___ Provided passage

Hospital Price Transparency
Why is Healthcare Pricing So Confusing?
Many things affect the cost of healthcare services. For example, the price of a CT scan (used to obtain images of soft tissue and blood vessels) depends on what part of the body is being scanned and whether a contrast agent (special dye) is needed to make the organs and tissue more visible.
Each hospital then sets a “gross charge” for every individual service rendered to patients within their “chargemaster” or CDM (charge description master). These gross charges do not include any discounts that may be offered, and they serve as the starting point from which payment is negotiated with individual insurance payers for specific insurance plans. As a patient receives services throughout their visit, a charge for each service provided is generated on their account, resulting in a claim that is submitted to the patient’s insurer.
You should know that patients will almost never pay the listed gross charge for healthcare services. However, under federal law, all insurers, including Medicare and Medicaid, must be billed the amount listed on the chargemaster for those services. These charges are rarely paid in full due to the contracted payment rates negotiated between hospitals and insurers.
The Explanation of Benefits (EOB) provided by individual insurers details each patient’s actual cost for services provided. Hospitals typically cannot publicly disclose the negotiated rates, making it difficult to compare final prices from one hospital to the next using the gross charge information from the chargemaster.
In an effort to make healthcare costs less confusing, an executive order was signed in November 2019 — “Improving Price and Quality Transparency in American Healthcare to Put Patients First”. This requires all hospitals share a machine-readable format of negotiated prices contracted with individual insurance companies and products. Machine-readable format allows data to be more usable to end users if they are comparing a lot of information from different places.
Quality, compassion and safety are the basic principles Samaritan Health delivers to every patient regardless of insurance status or ability to pay. If you cannot afford to pay for part or all of your essential health care services, you may be eligible for Financial Assistance.
Comparing Hospital Charges
Medicare has defined several different types of standard charges that should be available for patients to see. They are:
- Gross charges
- Full list price from the hospital chargemaster
- Discounted cash price
- Price offered to patients willing to pay cash at time of service without having insurance
- Payer-specific negotiated charge
- Contracted rate made with third party payer for an item or service, sometimes seen on insurance notifications as “allowed amount”. This will vary from insurance to insurance and individual plans.
- De-identified minimum negotiated charge (Lowest contracted rate)
- Lowest contracted rate that a hospital has across all insurances for an item or service.
- De-identified maximum negotiated charge (Highest contracted rate)
- Highest contracted rate that a hospital has across all insurances for an item or service.
Shoppable Services
To further help patients understand the differences in all these rates, Medicare wanted to give patients another way to compare prices, so they’ve also asked hospitals to create a list of shoppable services.
Medicare defines “shoppable services” as a service that typically can be scheduled by a patient in advance on a non-urgent basis. Medicare has identified 70 shoppable services that all hospitals should include and has asked hospitals to each choose at least 230 additional shoppable services that they perform most frequently.
Every shoppable service will contain an easy-to- understand description of the item or service and standard charges information, including the gross charge, discounted cash price, average negotiated charge for each insurance payer, lowest contracted rate and highest contracted rate.
You’ll also see a specification for whether the procedure is done on an inpatient or outpatient basis, as procedures done on an inpatient basis may incur additional charges, such as room and board charges.

______

Work instructions:
1. In the hospital price transparency text, rewrite the part between "Many things affect" and "the patient’s insurer.", inclusive, substituting "MRI scan" for "CT scan".
2. List every type of standard charge that Medicare has defined, according to the hospital price transparency text.
The records have nothing to do with the hospital price transparency text.

___ Dataset records

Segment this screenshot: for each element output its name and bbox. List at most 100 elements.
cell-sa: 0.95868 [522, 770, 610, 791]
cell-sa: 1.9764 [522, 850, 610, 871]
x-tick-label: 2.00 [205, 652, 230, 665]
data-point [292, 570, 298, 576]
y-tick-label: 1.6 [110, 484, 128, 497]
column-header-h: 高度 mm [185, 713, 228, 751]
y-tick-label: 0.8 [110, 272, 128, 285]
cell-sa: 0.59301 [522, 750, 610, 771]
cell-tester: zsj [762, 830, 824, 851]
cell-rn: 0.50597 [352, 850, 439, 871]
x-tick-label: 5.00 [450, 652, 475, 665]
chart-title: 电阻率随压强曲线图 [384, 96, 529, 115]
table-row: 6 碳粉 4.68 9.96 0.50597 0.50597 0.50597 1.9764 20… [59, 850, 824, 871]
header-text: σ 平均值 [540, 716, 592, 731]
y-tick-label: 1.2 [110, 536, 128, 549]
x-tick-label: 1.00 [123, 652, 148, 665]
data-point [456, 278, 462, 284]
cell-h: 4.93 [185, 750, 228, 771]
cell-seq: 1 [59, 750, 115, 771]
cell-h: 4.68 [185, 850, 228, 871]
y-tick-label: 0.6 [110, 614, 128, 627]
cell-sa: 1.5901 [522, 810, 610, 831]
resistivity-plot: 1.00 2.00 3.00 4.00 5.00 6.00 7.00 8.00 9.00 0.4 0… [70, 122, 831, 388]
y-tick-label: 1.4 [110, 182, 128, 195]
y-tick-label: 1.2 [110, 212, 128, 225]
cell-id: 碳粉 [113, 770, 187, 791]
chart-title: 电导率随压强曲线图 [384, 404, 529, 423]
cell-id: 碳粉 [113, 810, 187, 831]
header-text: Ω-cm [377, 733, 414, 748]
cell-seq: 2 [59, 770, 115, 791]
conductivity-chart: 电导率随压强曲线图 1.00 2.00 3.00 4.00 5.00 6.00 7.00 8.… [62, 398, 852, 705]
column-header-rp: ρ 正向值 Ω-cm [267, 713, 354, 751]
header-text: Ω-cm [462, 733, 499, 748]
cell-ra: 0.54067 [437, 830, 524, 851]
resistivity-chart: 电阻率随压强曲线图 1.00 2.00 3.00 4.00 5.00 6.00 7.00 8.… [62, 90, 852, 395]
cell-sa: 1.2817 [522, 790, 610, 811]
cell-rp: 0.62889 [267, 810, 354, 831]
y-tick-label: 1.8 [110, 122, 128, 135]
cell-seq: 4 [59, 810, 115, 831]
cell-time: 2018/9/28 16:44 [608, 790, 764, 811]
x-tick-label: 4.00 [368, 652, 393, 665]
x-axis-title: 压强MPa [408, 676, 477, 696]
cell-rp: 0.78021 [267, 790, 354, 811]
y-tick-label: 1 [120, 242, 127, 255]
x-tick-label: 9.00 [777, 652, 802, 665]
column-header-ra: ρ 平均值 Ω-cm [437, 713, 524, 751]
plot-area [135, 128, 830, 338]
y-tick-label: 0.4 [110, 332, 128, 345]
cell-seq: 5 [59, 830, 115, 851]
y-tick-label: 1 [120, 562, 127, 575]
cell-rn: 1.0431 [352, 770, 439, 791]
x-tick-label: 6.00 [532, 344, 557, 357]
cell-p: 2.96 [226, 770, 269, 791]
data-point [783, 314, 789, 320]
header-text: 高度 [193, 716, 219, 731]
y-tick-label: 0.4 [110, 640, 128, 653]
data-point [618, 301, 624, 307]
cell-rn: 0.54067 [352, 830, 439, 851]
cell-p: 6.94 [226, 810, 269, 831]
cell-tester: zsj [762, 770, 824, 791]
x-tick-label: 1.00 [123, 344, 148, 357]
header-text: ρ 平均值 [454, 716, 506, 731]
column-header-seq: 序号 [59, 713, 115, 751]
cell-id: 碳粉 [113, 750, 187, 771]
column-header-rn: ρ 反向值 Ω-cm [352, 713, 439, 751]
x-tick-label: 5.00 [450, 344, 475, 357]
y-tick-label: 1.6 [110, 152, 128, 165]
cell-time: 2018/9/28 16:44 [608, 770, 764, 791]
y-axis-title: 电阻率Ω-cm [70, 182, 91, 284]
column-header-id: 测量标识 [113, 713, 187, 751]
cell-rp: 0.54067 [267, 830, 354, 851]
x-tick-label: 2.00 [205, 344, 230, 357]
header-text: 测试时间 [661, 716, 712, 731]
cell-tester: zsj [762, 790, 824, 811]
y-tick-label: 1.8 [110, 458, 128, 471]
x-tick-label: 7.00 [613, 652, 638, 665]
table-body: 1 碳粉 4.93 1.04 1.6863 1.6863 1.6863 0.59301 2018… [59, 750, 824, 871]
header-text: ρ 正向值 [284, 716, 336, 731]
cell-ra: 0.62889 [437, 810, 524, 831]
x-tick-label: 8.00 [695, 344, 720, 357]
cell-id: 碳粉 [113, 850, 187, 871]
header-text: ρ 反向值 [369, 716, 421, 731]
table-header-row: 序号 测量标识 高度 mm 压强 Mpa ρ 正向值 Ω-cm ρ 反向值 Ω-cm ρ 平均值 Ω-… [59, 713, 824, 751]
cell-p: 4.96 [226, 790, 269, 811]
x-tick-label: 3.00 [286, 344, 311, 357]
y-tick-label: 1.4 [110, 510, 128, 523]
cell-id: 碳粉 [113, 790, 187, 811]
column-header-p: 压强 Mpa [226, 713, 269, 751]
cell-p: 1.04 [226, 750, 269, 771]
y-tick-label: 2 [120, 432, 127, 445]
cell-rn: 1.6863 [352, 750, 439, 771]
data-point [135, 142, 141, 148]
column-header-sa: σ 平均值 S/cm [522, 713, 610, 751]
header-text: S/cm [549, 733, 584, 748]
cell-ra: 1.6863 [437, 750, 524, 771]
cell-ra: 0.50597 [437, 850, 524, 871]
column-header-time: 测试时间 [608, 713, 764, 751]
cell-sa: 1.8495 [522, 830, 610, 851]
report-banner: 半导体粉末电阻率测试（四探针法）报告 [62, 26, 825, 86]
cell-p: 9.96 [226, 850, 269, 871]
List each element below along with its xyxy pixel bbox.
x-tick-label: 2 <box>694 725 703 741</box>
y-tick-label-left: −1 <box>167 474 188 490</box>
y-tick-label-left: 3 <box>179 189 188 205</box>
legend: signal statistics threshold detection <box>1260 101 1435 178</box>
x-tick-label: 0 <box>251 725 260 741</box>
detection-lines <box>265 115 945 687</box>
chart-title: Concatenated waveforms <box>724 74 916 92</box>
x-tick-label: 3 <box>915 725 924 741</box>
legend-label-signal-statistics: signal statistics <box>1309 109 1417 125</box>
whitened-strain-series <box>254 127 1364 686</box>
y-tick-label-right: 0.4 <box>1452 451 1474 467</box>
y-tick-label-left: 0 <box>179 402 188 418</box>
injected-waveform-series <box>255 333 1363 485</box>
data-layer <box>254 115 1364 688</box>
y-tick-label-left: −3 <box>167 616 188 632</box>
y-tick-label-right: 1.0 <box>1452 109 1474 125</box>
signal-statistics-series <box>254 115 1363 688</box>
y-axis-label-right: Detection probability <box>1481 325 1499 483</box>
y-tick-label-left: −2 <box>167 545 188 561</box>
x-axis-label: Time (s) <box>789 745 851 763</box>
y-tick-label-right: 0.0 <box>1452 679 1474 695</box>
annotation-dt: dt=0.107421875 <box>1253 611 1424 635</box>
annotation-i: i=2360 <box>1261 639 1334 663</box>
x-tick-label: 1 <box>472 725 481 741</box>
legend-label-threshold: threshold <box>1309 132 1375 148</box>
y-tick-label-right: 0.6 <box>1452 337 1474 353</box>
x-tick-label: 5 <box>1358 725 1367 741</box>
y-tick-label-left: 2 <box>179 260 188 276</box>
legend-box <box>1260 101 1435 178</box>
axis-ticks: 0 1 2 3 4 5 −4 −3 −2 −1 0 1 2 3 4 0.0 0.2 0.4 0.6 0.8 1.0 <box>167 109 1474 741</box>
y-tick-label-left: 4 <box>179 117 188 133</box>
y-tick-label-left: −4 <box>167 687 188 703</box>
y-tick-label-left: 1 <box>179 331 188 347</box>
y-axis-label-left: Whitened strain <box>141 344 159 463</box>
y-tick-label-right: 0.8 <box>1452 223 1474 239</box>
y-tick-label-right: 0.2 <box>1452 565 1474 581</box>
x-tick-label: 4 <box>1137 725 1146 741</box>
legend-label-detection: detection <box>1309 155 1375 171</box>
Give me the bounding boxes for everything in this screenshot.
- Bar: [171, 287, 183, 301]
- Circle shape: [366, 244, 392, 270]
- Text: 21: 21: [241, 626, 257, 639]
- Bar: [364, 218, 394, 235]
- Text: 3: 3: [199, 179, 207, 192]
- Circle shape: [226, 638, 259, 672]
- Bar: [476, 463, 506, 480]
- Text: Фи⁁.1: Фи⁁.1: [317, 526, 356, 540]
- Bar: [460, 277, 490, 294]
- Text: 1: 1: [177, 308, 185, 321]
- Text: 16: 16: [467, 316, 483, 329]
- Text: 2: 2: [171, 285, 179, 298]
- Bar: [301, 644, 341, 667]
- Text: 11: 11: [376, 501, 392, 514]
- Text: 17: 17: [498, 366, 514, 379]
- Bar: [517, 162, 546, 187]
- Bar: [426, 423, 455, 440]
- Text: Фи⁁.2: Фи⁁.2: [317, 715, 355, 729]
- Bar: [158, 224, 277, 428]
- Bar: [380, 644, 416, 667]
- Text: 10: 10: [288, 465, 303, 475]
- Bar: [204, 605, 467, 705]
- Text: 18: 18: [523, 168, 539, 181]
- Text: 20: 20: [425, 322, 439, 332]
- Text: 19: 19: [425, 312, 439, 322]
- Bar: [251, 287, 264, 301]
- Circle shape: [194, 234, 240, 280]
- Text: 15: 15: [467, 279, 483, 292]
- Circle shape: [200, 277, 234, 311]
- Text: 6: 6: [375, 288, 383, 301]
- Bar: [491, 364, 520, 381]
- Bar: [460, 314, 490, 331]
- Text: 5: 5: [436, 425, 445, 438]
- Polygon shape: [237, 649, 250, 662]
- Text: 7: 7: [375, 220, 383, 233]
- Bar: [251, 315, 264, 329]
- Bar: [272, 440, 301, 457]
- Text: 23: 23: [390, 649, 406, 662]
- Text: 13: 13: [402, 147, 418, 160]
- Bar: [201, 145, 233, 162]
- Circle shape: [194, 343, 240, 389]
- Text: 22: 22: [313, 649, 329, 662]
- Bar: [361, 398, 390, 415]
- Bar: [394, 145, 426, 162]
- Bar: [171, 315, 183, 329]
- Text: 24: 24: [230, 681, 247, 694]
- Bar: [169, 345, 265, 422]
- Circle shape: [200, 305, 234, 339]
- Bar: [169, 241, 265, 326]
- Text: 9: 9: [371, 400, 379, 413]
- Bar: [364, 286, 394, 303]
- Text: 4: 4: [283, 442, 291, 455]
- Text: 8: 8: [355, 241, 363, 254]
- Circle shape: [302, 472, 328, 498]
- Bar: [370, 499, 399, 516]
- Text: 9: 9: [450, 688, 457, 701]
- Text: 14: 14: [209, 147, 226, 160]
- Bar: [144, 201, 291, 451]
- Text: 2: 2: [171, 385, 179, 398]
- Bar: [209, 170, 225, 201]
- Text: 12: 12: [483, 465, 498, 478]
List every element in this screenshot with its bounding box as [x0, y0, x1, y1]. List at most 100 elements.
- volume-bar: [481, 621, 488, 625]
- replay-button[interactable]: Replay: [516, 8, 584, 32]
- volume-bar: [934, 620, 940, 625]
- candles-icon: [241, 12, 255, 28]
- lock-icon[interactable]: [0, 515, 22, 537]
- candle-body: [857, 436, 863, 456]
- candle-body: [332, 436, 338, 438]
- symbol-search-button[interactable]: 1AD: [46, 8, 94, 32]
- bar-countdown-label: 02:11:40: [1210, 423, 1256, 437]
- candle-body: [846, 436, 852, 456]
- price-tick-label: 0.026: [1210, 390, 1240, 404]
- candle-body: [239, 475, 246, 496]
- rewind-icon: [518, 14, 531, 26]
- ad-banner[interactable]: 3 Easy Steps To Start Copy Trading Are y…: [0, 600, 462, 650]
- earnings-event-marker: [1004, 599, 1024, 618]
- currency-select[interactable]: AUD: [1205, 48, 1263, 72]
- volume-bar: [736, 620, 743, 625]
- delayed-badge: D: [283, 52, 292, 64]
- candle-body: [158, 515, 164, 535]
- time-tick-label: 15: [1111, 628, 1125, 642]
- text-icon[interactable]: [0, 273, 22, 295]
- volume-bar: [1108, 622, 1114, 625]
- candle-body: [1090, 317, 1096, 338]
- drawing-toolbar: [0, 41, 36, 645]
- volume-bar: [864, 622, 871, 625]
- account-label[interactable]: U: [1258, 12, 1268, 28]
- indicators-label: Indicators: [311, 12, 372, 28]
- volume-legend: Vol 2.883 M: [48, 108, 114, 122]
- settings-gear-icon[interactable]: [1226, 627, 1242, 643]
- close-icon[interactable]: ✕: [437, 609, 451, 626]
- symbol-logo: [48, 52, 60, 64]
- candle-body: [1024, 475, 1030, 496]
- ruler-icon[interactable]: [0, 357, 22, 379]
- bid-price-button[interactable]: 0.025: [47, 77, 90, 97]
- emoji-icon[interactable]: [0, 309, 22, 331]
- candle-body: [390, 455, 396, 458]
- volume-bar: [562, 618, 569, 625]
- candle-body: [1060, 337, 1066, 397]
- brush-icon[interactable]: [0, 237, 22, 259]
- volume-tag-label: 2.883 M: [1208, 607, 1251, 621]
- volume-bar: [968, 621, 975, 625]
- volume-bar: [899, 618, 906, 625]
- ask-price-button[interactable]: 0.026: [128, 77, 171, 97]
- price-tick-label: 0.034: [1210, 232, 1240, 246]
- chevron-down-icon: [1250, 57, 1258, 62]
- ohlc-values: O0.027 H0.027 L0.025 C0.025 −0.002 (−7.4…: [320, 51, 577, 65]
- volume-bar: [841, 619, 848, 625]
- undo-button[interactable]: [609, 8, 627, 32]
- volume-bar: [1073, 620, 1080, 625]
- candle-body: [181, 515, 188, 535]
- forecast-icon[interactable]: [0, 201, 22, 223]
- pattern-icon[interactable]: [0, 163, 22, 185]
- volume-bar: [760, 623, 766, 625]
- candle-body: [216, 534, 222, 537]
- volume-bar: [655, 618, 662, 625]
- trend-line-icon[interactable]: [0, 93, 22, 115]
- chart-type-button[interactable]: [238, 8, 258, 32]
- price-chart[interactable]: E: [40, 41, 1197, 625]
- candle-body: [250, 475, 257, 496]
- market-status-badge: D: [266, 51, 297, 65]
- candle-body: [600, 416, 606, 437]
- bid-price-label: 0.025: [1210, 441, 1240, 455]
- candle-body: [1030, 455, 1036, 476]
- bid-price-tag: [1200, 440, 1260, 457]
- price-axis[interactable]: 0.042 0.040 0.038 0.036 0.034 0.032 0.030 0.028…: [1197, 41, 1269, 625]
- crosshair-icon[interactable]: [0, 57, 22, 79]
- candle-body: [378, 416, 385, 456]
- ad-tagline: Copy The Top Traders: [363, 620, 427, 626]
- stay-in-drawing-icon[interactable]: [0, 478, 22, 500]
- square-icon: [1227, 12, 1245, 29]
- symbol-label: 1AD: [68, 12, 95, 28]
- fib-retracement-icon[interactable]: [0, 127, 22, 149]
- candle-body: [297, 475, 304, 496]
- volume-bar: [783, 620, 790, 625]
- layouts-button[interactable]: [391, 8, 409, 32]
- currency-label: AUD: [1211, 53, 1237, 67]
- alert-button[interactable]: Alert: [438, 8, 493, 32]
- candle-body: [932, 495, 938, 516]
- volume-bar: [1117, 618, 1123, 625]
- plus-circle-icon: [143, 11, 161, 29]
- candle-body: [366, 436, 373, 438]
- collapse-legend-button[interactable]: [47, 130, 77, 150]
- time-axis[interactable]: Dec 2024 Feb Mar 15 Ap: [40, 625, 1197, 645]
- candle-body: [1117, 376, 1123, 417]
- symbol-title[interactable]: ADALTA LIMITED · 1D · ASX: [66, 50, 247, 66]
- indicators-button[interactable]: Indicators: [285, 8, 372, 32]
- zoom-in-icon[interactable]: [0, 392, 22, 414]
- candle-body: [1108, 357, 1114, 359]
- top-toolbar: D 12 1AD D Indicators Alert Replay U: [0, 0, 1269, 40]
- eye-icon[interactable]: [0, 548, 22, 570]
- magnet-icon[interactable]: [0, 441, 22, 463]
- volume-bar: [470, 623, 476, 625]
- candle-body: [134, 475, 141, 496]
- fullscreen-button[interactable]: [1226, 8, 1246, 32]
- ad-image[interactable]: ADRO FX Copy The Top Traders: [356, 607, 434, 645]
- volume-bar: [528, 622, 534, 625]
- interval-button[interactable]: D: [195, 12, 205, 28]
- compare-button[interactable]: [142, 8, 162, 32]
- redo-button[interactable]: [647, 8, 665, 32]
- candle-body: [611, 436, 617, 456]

______

Responses per task:
1.
Many things affect the cost of healthcare services. For example, the price of a MRI scan (used to obtain images of soft tissue and blood vessels) depends on what part of the body is being scanned and whether a contrast agent (special dye) is needed to make the organs and tissue more visible.
Each hospital then sets a “gross charge” for every individual service rendered to patients within their “chargemaster” or CDM (charge description master). These gross charges do not include any discounts that may be offered, and they serve as the starting point from which payment is negotiated with individual insurance payers for specific insurance plans. As a patient receives services throughout their visit, a charge for each service provided is generated on their account, resulting in a claim that is submitted to the patient’s insurer.

2.
- Gross charges
- Discounted cash price
- Payer-specific negotiated charge
- De-identified minimum negotiated charge (Lowest contracted rate)
- De-identified maximum negotiated charge (Highest contracted rate)